:: PASSAGE GIVEN ::
━━━━━━━━━━━━━━━━━━━━━━━━━━━━━━
> On 21 Aug 2015, at 15:01, Martin Bjorklund <[email protected]> wrote:
> 
> Robert Wilton <[email protected]> wrote:
>> Hi Martin,
>> 
>> On 20/08/2015 09:15, Martin Bjorklund wrote:
>>> Andy Bierman <[email protected]> wrote:
>>>> On Wed, Aug 19, 2015 at 4:25 AM, Martin Bjorklund <[email protected]>
>>>> wrote:
>>>> 
>>>>> Robert Wilton <[email protected]> wrote:
>>>>>> 
>>>>>> On 18/08/2015 18:22, Andy Bierman wrote:
>>>>>>> This is how languages like SMIv2 and YANG work.
>>>>>>> A conceptual object is given a permanent "home" within the tree of
>>>>>>> object identifiers.
>>>>>>> Moving data is very expensive, since any clients working with the old
>>>>>>> data
>>>>>>> will break as soon as the data is moved.
>>>>>>> 
>>>>>>>  I am not convinced the IETF can or should come up with a set of
>>>>>>>  containers
>>>>>>> that covers every possible topic that can be modeled in YANG.
━━━━━━━━━━━━━━━━━━━━━━━━━━━━━━
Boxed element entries

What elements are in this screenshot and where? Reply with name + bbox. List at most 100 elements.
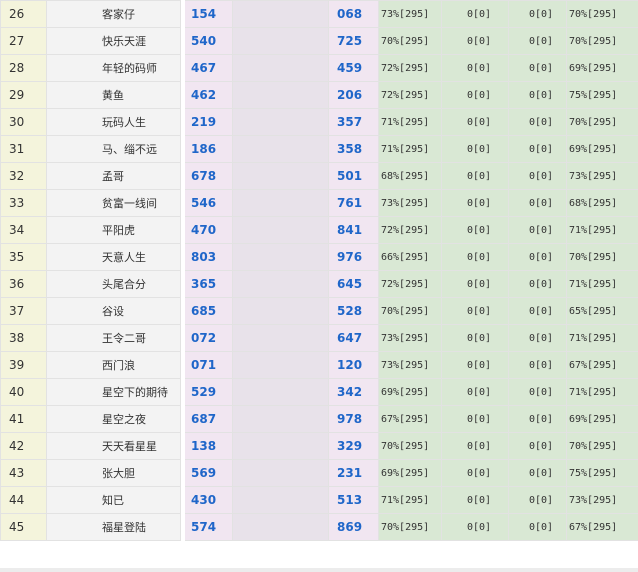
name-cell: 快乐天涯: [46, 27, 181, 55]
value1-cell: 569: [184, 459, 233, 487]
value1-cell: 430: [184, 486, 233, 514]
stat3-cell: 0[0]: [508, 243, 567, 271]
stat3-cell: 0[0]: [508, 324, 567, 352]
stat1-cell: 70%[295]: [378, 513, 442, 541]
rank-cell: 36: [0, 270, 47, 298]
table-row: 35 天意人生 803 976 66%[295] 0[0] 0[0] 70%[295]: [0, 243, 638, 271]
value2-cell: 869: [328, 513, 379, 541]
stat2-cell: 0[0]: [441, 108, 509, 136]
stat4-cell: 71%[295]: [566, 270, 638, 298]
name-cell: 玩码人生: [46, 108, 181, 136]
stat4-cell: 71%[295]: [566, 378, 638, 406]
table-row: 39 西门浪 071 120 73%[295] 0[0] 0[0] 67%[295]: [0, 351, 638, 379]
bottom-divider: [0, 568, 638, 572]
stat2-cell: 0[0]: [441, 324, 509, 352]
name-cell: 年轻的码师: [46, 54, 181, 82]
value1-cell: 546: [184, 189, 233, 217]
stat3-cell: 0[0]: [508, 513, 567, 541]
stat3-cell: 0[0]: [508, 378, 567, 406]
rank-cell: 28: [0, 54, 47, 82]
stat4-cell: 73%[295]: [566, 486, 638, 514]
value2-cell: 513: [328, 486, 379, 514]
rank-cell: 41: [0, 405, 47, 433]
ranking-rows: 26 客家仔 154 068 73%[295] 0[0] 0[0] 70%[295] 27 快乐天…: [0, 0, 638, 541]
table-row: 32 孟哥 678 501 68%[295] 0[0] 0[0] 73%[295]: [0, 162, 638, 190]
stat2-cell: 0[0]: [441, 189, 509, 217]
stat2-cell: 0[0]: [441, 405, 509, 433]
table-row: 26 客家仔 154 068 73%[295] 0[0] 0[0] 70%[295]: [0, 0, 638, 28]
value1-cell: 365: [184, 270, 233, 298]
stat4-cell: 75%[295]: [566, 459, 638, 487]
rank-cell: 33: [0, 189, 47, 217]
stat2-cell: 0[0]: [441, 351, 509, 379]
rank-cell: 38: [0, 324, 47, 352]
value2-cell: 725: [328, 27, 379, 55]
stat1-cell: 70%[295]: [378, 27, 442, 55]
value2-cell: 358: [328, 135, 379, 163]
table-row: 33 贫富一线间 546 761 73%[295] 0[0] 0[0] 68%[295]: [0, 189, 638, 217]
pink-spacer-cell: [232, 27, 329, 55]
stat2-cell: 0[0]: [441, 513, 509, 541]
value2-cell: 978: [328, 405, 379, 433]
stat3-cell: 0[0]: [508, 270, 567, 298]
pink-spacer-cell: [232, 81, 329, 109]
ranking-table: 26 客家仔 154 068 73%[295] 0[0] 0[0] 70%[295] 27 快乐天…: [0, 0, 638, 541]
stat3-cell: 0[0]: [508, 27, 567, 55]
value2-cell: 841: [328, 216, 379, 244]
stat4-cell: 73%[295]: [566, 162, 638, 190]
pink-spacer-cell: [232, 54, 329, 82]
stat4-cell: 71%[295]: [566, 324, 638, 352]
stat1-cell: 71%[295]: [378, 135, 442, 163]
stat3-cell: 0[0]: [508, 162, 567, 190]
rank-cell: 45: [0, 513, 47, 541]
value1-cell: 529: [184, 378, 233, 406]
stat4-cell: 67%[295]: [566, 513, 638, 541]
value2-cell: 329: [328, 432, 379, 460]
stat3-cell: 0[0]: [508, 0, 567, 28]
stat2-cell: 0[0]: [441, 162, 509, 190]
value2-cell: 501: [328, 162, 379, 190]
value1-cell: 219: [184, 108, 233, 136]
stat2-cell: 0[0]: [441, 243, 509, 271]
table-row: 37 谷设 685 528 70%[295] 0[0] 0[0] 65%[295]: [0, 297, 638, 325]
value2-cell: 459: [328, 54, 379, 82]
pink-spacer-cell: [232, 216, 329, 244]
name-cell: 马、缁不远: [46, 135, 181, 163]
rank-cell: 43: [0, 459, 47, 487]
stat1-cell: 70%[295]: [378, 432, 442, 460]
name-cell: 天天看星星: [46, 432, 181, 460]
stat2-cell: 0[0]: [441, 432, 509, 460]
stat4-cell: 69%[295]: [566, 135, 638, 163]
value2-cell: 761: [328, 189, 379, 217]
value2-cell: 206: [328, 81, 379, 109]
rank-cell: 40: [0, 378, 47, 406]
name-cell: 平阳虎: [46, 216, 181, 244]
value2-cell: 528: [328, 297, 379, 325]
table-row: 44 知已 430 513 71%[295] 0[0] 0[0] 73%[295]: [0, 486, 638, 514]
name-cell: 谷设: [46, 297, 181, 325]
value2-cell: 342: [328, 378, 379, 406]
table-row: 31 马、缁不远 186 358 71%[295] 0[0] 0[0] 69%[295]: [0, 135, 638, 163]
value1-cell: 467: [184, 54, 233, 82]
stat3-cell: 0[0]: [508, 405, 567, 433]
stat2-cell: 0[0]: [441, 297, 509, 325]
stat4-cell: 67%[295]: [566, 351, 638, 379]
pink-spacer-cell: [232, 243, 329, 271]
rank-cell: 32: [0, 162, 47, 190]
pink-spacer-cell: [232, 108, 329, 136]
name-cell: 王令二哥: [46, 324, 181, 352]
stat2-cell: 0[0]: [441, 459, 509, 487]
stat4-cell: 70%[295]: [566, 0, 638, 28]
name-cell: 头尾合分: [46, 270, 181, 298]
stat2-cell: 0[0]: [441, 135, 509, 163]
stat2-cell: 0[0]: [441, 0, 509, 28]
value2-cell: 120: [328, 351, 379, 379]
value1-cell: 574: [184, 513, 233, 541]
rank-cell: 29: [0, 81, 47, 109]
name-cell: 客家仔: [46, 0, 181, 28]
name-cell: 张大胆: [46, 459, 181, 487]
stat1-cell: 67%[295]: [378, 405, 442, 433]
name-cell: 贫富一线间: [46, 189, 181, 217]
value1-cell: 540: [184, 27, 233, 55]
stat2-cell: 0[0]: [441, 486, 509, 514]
━━━━━━━━━━━━━━━━━━━━━━━━━━━━━━
:: SET TASK ::
In the email thread, what happens to clients working with the old data once the data is moved?

:: WRITTEN REPLY ::
They break as soon as the data is moved.